─── DATA FOR THE TASK ───

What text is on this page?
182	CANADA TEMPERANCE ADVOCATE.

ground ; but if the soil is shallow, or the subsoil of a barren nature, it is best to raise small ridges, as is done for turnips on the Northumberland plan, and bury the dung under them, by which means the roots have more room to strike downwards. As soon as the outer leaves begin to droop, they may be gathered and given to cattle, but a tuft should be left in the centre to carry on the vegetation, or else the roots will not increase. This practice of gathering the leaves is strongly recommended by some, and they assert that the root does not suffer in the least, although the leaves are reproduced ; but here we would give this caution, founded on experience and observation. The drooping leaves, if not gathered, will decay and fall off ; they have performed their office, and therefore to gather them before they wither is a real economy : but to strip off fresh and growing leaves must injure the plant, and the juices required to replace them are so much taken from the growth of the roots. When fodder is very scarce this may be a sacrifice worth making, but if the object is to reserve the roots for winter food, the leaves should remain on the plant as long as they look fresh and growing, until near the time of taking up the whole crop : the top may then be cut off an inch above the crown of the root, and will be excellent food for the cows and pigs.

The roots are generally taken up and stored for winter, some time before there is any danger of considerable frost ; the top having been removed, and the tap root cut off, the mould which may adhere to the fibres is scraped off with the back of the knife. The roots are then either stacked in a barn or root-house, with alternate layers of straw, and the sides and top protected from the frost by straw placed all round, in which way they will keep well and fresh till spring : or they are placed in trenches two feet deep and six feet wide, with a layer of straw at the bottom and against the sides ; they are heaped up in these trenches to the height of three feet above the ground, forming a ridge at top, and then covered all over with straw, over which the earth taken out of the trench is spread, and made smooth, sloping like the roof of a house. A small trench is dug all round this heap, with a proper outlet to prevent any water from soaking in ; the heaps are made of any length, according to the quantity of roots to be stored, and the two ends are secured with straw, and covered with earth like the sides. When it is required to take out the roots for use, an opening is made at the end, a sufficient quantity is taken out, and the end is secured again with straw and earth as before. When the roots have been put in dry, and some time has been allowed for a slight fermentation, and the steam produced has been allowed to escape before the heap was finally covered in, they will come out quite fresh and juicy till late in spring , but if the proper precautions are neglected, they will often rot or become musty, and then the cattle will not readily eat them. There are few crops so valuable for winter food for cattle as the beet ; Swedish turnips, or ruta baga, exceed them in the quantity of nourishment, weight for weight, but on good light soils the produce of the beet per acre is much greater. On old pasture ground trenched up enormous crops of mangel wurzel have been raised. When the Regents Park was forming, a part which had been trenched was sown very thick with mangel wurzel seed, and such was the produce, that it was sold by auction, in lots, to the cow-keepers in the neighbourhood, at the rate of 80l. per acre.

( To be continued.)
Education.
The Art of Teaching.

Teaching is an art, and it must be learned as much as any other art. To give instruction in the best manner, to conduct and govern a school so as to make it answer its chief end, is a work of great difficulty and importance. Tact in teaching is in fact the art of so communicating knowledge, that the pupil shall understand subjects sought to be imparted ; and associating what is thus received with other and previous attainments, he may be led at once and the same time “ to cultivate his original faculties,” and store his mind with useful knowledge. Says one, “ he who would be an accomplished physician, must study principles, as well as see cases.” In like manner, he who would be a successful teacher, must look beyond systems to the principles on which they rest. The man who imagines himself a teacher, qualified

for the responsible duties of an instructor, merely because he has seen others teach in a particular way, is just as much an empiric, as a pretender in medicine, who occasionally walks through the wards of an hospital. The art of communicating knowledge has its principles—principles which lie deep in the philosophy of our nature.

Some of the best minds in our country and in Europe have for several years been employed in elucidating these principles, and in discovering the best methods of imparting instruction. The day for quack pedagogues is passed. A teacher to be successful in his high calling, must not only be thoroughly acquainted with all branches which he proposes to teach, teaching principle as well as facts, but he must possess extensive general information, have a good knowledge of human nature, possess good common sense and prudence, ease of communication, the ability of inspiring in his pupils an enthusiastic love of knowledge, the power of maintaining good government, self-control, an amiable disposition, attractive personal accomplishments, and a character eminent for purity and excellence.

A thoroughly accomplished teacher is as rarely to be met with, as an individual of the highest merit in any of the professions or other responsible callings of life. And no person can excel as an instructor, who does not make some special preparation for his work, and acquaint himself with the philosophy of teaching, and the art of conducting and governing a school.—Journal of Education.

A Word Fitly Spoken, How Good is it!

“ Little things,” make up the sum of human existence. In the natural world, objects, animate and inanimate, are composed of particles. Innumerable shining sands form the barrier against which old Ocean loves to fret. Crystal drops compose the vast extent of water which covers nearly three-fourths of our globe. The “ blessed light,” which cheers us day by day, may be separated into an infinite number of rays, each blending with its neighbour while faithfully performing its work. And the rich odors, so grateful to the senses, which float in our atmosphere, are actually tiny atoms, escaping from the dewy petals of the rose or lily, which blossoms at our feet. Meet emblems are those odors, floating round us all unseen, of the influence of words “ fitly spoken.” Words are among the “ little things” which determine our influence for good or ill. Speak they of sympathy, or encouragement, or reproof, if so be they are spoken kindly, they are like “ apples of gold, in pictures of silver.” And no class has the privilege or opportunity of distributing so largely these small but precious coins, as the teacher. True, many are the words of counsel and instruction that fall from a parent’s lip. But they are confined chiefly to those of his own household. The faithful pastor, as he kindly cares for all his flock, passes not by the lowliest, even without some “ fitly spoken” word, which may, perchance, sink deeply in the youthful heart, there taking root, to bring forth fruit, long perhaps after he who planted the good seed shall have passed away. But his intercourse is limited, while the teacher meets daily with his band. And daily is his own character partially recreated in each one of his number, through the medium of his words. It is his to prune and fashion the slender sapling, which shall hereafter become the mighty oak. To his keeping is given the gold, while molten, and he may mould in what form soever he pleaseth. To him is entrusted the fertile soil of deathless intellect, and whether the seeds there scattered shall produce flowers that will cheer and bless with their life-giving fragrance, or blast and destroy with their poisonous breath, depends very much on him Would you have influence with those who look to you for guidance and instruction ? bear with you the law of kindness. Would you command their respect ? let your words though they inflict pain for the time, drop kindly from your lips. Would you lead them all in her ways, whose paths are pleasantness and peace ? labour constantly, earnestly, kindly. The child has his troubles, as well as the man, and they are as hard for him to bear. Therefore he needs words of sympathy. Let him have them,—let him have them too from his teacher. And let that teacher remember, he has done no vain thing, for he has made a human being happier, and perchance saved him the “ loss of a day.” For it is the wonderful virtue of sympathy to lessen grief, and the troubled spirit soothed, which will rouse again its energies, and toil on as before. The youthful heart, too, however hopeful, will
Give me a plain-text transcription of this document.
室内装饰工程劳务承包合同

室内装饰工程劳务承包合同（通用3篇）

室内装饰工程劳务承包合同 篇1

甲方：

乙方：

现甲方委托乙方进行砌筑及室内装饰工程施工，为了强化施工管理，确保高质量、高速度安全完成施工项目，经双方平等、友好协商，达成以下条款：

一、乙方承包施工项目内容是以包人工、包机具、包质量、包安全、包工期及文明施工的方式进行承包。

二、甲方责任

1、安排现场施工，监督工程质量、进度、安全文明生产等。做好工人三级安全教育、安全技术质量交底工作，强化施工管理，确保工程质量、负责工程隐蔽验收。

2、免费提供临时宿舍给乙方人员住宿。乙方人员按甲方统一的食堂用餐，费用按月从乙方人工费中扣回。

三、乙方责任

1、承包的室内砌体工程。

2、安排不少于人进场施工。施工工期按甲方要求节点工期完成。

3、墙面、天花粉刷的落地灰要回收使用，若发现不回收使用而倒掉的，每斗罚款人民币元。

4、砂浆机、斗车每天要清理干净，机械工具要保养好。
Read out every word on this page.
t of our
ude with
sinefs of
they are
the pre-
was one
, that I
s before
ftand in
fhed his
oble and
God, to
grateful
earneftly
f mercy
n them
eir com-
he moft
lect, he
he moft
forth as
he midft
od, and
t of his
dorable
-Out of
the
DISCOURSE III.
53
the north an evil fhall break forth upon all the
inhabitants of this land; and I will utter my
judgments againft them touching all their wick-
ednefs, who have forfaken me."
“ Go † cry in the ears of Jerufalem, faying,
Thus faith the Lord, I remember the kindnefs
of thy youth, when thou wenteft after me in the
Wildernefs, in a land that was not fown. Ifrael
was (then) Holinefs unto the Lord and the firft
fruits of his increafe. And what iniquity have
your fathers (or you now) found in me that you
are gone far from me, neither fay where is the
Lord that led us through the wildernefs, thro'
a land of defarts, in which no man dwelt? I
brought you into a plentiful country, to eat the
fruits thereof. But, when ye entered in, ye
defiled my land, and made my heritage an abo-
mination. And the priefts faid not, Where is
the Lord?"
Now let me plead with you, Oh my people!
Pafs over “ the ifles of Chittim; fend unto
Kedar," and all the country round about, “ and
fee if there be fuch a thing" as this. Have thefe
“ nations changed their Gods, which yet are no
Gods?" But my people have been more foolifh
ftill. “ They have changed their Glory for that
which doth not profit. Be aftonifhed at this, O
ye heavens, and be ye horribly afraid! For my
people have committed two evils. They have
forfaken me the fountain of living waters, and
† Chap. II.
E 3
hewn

───

Filter the entries down to the lines containing "室内装饰工程劳务承包合同". Copy each of those lines.

## ANSWER TO THE EXERCISE
室内装饰工程劳务承包合同
室内装饰工程劳务承包合同（通用3篇）
室内装饰工程劳务承包合同 篇1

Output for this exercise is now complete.